任務要求
(1) 根據下面關於俄羅斯杜馬選舉的文字,判斷以下三項陳述是否與之相符,每項回答「是」或「否」,並原樣引用起決定作用的原文:(a) 第六屆杜馬選舉於2011年12月4日舉行;(b) 抗議示威活動只在一個城市發生;(c) 統一俄羅斯黨在選舉前採取觀望態度。
(2) 請將下面關於俄羅斯杜馬選舉的文字中從「2011年12月4日,俄羅斯」到「系,更是積極動員,提前部署。」的部分一字不差地抄錄下來。

給定文本
-=-=-=-=-
2011年12月4日,俄羅斯舉行了第六屆杜馬選舉。各種政治力量不僅在選票上進行了角逐,而且圍繞選舉舞弊的爭執,在街頭展開了罕見的對立,一度被忽視的社會情緒也由此迅速地迸發。全俄各地逾50個城市先后爆發不同規模的抗議示威活動,創下了十年來的記錄,俄羅斯政局也出現了近十年來從未有過的波動。
俄羅斯政治力量的分配格局
第六屆國家杜馬選舉是在國際金融危機后,俄羅斯經濟社會面臨新挑戰、新任務的環境下舉行的,也是普京將重新爭奪總統寶座的“前哨戰”。因而各種政治力量都十分活躍,力爭在新的政治版圖中獲取最佳位置。特別是統一俄羅斯黨憑借其與政權密不可分的關系,更是積極動員,提前部署。
-=-=-=-=-
資料部分

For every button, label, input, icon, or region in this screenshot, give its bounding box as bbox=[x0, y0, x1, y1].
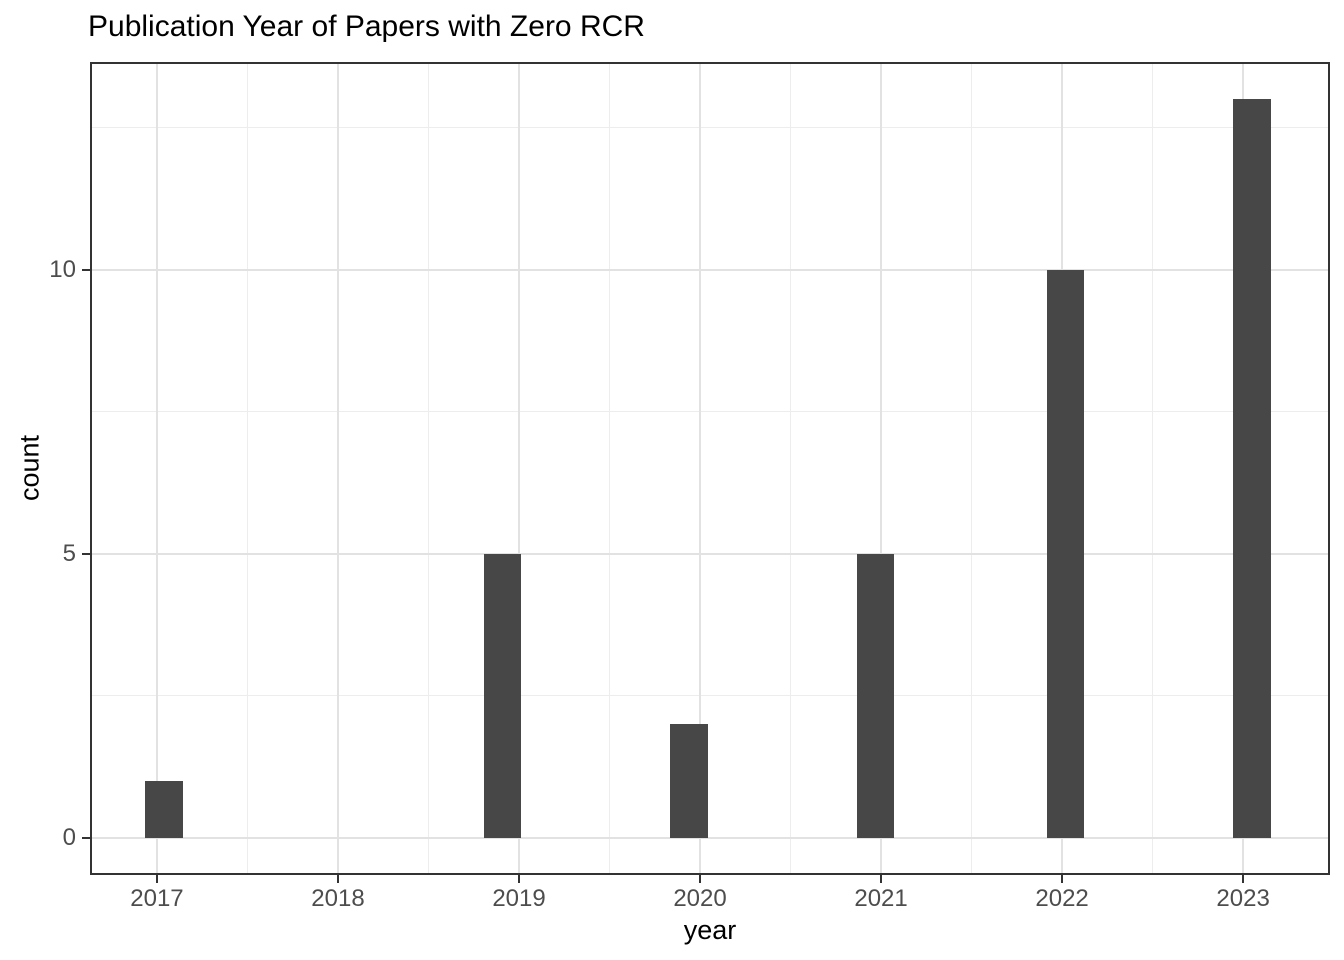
-=-=-=-=-
各題答案
(1)
(a) 是:「2011年12月4日,俄羅斯舉行了第六屆杜馬選舉。」
(b) 否:「全俄各地逾50個城市先后爆發不同規模的抗議示威活動」
(c) 否:「更是積極動員,提前部署。」

(2)
2011年12月4日,俄羅斯舉行了第六屆杜馬選舉。各種政治力量不僅在選票上進行了角逐,而且圍繞選舉舞弊的爭執,在街頭展開了罕見的對立,一度被忽視的社會情緒也由此迅速地迸發。全俄各地逾50個城市先后爆發不同規模的抗議示威活動,創下了十年來的記錄,俄羅斯政局也出現了近十年來從未有過的波動。
俄羅斯政治力量的分配格局
第六屆國家杜馬選舉是在國際金融危機后,俄羅斯經濟社會面臨新挑戰、新任務的環境下舉行的,也是普京將重新爭奪總統寶座的“前哨戰”。因而各種政治力量都十分活躍,力爭在新的政治版圖中獲取最佳位置。特別是統一俄羅斯黨憑借其與政權密不可分的關系,更是積極動員,提前部署。